__Collection entries__:
## begin

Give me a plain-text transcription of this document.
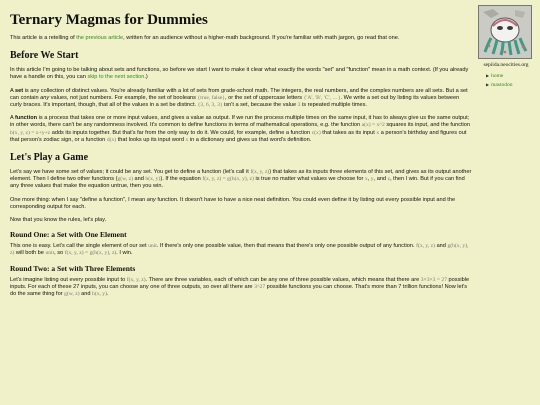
Ternary Magmas for Dummies

This article is a retelling of the previous article, written for an audience without a higher-math background. If you're familiar with math jargon, go read that one.

Before We Start

In this article I'm going to be talking about sets and functions, so before we start I want to make it clear what exactly the words "set" and "function" mean in a math context. (If you already have a handle on this, you can skip to the next section.)

A set is any collection of distinct values. You're already familiar with a lot of sets from grade-school math. The integers, the real numbers, and the complex numbers are all sets. But a set can contain any values, not just numbers. For example, the set of booleans {true, false}, or the set of uppercase letters {'A', 'B', 'C', …}. We write a set out by listing its values between curly braces. It's important, though, that all of the values in a set be distinct. {3, 6, 3, 3} isn't a set, because the value 3 is repeated multiple times.

A function is a process that takes one or more input values, and gives a value as output. If we run the process multiple times on the same input, it has to always give us the same output; in other words, there can't be any randomness involved. It's common to define functions in terms of mathematical operations, e.g. the function a(x) = x^2 squares its input, and the function b(x, y, z) = x+y+z adds its inputs together. But that's far from the only way to do it. We could, for example, define a function c(x) that takes as its input x a person's birthday and figures out that person's zodiac sign, or a function d(x) that looks up its input word x in a dictionary and gives us that word's definition.

Let's Play a Game

Let's say we have some set of values; it could be any set. You get to define a function (let's call it f(x, y, z)) that takes as its inputs three elements of this set, and gives as its output another element. Then I define two other functions (g(w, z) and h(x, y)). If the equation f(x, y, z) = g(h(x, y), z) is true no matter what values we choose for x, y, and z, then I win. But if you can find any three values that make the equation untrue, then you win.

One more thing: when I say "define a function", I mean any function. It doesn't have to have a nice neat definition. You could even define it by listing out every possible input and the corresponding output for each.

Now that you know the rules, let's play.

Round One: a Set with One Element

This one is easy. Let's call the single element of our set unit. If there's only one possible value, then that means that there's only one possible output of any function. f(x, y, z) and g(h(x, y), z) will both be unit, so f(x, y, z) = g(h(x, y), z). I win.

Round Two: a Set with Three Elements

Let's imagine listing out every possible input to f(x, y, z). There are three variables, each of which can be any one of three possible values, which means that there are 3×3×3 = 27 possible inputs. For each of these 27 inputs, you can choose any one of three outputs, so over all there are 3^27 possible functions you can choose. That's more than 7 trillion functions! Now let's do the same thing for g(w, z) and h(x, y).

sepiida.neocities.org
▶ home
▶ mastodon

## end

__WHAT THIS TASK INVOLVES__:
Scan the material above for the string "make" and return the lines that hold it.

__WORKED SOLUTION__:
In this article I'm going to be talking about sets and functions, so before we start I want to make it clear what exactly the words "set" and "function" mean in a math context. (If you already have a handle on this, you can skip to the next section.)
Let's say we have some set of values; it could be any set. You get to define a function (let's call it f(x, y, z)) that takes as its inputs three elements of this set, and gives as its output another element. Then I define two other functions (g(w, z) and h(x, y)). If the equation f(x, y, z) = g(h(x, y), z) is true no matter what values we choose for x, y, and z, then I win. But if you can find any three values that make the equation untrue, then you win.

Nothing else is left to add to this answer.